Task prompt:
Find the word "Developmentally" in the records below. List each line containing it.

Dataset entries:
* * *

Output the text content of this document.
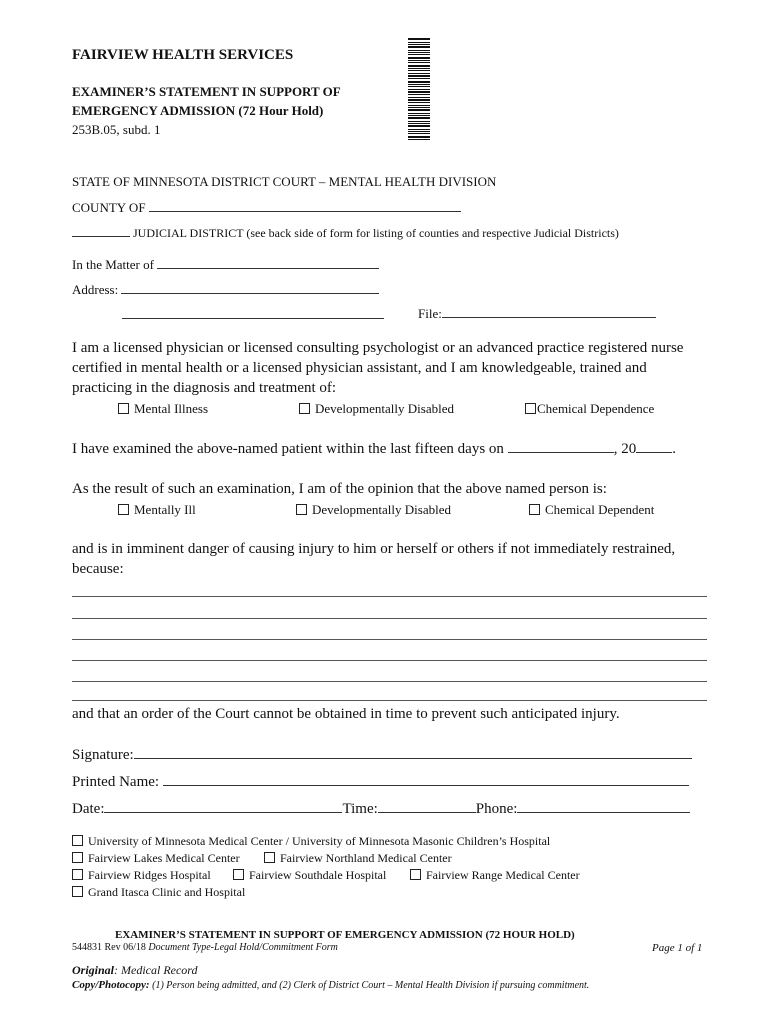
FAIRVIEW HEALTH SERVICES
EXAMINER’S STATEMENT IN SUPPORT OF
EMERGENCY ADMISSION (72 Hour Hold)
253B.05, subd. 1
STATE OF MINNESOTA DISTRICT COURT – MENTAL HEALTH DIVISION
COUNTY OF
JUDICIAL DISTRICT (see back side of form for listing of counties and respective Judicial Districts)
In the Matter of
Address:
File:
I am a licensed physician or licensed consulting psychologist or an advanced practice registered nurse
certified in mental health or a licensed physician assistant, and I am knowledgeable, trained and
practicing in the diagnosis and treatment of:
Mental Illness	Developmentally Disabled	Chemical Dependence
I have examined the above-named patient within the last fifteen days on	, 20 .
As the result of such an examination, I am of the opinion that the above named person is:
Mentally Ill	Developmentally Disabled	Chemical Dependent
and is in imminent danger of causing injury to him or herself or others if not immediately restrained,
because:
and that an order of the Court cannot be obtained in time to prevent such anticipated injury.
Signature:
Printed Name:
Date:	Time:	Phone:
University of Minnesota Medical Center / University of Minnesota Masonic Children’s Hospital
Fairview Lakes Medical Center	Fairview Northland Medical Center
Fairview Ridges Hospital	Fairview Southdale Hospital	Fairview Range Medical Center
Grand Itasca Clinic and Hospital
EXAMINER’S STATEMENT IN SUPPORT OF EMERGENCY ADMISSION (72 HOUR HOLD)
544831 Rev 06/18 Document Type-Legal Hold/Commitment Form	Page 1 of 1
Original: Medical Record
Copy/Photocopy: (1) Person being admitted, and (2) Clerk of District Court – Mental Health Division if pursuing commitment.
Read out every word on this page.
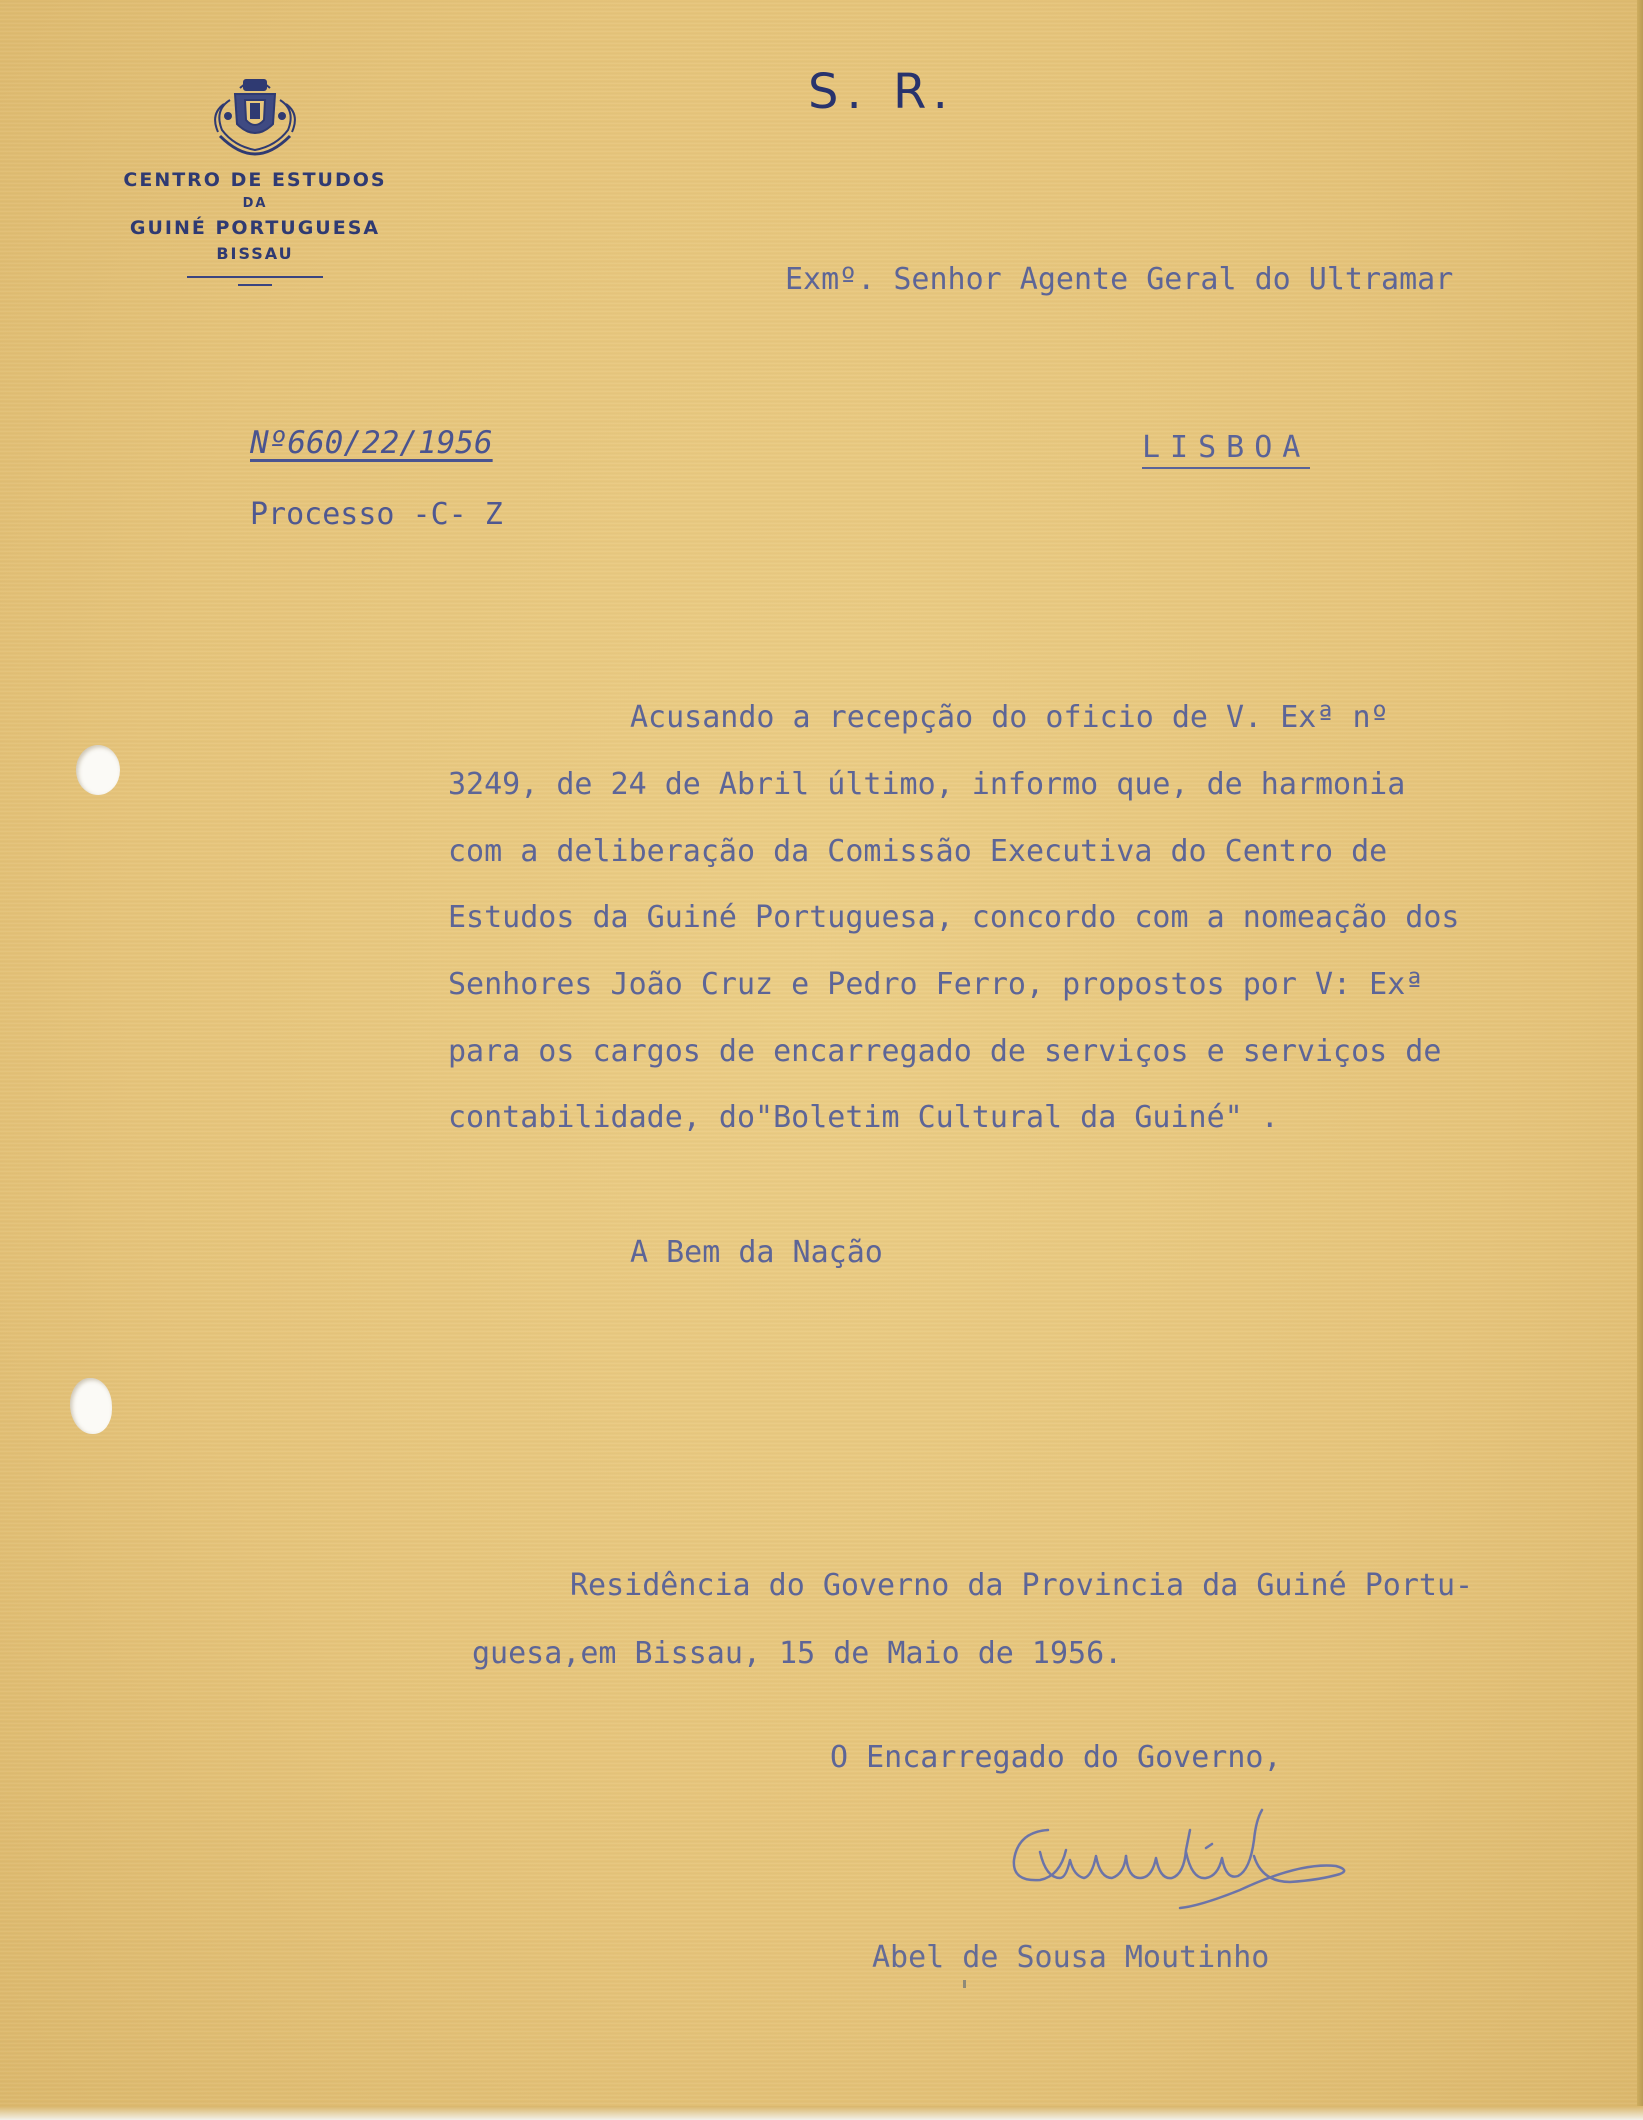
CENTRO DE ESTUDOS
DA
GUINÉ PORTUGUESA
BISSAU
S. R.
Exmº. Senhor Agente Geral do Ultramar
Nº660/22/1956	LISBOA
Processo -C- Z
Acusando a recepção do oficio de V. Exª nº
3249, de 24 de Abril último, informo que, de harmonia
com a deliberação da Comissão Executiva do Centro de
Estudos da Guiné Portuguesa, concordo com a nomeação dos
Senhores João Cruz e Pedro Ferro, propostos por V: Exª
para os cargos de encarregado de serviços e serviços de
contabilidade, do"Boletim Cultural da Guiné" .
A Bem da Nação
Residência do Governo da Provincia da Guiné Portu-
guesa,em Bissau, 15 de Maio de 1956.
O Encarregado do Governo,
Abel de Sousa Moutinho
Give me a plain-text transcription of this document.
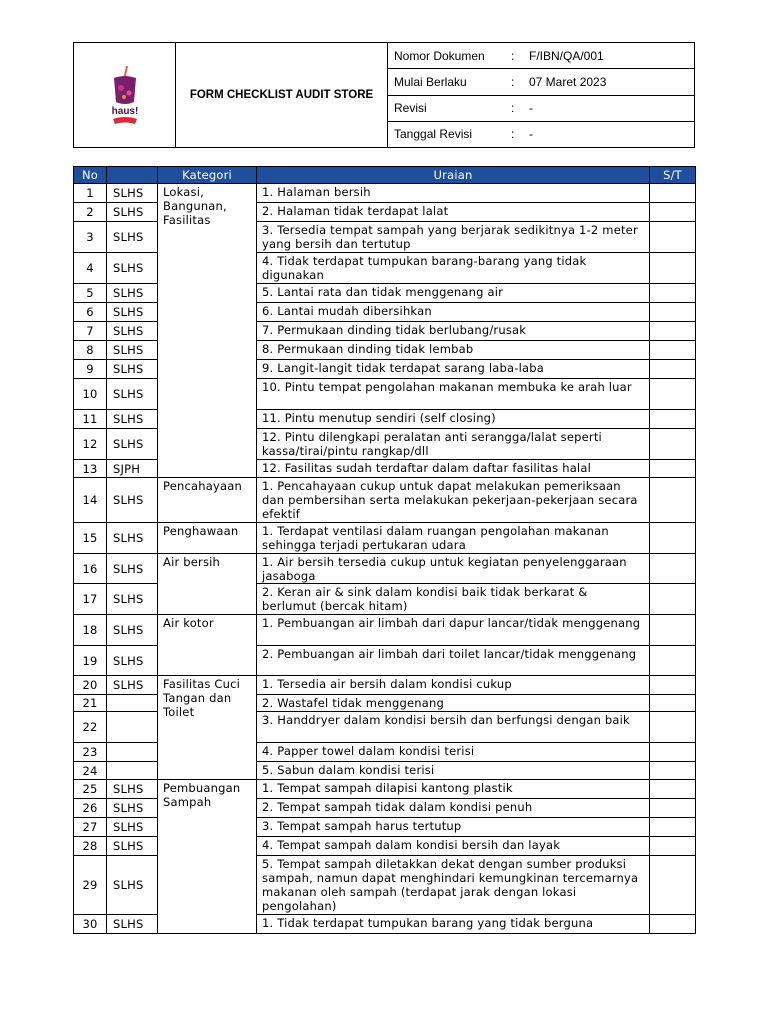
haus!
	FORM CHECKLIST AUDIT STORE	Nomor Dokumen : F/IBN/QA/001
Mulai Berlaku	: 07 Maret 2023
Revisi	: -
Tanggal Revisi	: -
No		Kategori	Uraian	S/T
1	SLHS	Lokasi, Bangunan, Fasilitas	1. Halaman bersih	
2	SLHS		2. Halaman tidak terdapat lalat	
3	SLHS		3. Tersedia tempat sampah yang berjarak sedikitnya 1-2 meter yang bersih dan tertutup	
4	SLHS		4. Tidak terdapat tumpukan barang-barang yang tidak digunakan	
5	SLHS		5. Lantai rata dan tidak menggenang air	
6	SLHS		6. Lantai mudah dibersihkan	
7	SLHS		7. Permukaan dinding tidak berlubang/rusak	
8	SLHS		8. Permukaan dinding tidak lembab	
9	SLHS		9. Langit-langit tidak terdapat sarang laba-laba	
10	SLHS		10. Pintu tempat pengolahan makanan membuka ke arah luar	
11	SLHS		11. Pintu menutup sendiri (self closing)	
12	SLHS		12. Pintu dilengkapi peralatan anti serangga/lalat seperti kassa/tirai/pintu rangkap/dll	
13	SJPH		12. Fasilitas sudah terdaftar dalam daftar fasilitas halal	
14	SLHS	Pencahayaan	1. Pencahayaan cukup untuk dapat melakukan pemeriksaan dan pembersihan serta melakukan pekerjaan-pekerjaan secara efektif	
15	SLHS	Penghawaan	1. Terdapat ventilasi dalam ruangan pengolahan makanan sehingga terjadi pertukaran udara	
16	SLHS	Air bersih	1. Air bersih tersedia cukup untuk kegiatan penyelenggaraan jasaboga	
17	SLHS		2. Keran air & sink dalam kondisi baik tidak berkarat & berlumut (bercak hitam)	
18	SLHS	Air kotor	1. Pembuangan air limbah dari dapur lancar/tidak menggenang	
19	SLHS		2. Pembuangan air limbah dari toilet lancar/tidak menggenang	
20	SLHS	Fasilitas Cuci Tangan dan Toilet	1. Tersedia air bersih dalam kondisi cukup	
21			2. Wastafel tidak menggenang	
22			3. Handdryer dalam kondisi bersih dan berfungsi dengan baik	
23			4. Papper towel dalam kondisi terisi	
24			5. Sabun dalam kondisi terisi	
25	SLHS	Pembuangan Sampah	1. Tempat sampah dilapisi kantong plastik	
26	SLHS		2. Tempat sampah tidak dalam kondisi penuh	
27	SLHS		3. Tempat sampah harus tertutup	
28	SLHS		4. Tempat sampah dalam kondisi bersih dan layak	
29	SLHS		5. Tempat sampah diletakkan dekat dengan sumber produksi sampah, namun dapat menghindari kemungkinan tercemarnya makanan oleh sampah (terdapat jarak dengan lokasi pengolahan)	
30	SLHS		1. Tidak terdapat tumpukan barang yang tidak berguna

* * *

Response:
Mental Illness	Developmentally Disabled	Chemical Dependence
Mentally Ill	Developmentally Disabled	Chemical Dependent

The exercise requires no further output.